Instruction:
Every entry needs to be reproduced exactly.

Material for this task:
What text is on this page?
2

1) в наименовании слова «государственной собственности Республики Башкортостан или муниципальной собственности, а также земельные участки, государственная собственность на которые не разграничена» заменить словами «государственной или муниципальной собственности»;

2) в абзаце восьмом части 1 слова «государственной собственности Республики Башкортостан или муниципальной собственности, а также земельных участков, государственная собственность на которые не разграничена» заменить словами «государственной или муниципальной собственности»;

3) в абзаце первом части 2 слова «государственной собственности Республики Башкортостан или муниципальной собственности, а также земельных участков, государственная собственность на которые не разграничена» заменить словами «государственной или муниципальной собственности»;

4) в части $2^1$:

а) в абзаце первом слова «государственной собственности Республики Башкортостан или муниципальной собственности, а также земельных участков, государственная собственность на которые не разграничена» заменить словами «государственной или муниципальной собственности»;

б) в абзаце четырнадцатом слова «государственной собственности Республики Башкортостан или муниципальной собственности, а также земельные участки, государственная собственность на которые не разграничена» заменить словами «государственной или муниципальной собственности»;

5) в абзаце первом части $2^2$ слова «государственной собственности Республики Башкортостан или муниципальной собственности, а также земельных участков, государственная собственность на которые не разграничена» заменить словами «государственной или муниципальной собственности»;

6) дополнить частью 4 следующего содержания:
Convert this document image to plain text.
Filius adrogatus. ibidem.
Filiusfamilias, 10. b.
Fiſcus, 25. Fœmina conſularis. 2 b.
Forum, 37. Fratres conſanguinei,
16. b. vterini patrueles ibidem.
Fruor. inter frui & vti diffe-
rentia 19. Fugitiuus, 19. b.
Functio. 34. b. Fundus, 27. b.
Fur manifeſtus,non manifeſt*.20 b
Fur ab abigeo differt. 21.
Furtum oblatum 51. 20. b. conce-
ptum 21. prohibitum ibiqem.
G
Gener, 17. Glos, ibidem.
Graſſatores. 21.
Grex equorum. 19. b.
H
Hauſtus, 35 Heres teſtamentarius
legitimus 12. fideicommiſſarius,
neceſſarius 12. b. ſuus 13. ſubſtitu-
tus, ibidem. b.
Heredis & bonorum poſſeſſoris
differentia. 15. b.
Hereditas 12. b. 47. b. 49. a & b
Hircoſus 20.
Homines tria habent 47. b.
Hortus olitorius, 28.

Solution to this exercise:
What text is on this page?
2

1) в наименовании слова «государственной собственности Республики Башкортостан или муниципальной собственности, а также земельные участки, государственная собственность на которые не разграничена» заменить словами «государственной или муниципальной собственности»;

2) в абзаце восьмом части 1 слова «государственной собственности Республики Башкортостан или муниципальной собственности, а также земельных участков, государственная собственность на которые не разграничена» заменить словами «государственной или муниципальной собственности»;

3) в абзаце первом части 2 слова «государственной собственности Республики Башкортостан или муниципальной собственности, а также земельных участков, государственная собственность на которые не разграничена» заменить словами «государственной или муниципальной собственности»;

4) в части $2^1$:

а) в абзаце первом слова «государственной собственности Республики Башкортостан или муниципальной собственности, а также земельных участков, государственная собственность на которые не разграничена» заменить словами «государственной или муниципальной собственности»;

б) в абзаце четырнадцатом слова «государственной собственности Республики Башкортостан или муниципальной собственности, а также земельные участки, государственная собственность на которые не разграничена» заменить словами «государственной или муниципальной собственности»;

5) в абзаце первом части $2^2$ слова «государственной собственности Республики Башкортостан или муниципальной собственности, а также земельных участков, государственная собственность на которые не разграничена» заменить словами «государственной или муниципальной собственности»;

6) дополнить частью 4 следующего содержания:
Convert this document image to plain text.
Filius adrogatus. ibidem.
Filiusfamilias, 10. b.
Fiſcus, 25. Fœmina conſularis. 2 b.
Forum, 37. Fratres conſanguinei,
16. b. vterini patrueles ibidem.
Fruor. inter frui & vti diffe-
rentia 19. Fugitiuus, 19. b.
Functio. 34. b. Fundus, 27. b.
Fur manifeſtus,non manifeſt*.20 b
Fur ab abigeo differt. 21.
Furtum oblatum 51. 20. b. conce-
ptum 21. prohibitum ibiqem.
G
Gener, 17. Glos, ibidem.
Graſſatores. 21.
Grex equorum. 19. b.
H
Hauſtus, 35 Heres teſtamentarius
legitimus 12. fideicommiſſarius,
neceſſarius 12. b. ſuus 13. ſubſtitu-
tus, ibidem. b.
Heredis & bonorum poſſeſſoris
differentia. 15. b.
Hereditas 12. b. 47. b. 49. a & b
Hircoſus 20.
Homines tria habent 47. b.
Hortus olitorius, 28.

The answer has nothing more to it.